Work to be completed: Gather all lines with the word "Documents" in them.

Provided information:
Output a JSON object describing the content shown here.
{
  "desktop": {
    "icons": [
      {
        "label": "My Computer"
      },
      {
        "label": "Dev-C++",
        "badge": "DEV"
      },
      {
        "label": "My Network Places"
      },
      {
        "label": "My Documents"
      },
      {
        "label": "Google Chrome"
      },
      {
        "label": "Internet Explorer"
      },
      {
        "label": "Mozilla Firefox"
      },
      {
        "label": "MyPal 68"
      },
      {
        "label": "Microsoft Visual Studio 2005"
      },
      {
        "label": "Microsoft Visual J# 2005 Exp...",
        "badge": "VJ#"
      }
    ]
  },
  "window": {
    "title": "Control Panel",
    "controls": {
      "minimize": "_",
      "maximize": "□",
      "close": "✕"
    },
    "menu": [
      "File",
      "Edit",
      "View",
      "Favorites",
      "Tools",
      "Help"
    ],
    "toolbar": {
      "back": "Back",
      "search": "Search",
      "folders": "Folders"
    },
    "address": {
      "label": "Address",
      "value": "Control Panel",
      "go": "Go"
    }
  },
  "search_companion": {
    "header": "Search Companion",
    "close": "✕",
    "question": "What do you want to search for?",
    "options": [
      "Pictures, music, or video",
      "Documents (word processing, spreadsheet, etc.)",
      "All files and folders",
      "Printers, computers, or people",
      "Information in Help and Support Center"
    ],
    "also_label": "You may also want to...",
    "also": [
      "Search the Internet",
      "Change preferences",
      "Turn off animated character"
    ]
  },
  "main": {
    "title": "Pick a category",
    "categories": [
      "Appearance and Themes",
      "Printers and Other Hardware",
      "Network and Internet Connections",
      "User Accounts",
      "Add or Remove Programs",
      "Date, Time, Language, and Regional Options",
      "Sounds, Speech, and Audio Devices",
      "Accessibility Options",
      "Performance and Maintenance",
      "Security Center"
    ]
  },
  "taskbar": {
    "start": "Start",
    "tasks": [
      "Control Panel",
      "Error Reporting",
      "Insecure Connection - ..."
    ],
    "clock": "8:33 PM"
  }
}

Answer to the problem:
        "label": "My Documents"
      "Documents (word processing, spreadsheet, etc.)",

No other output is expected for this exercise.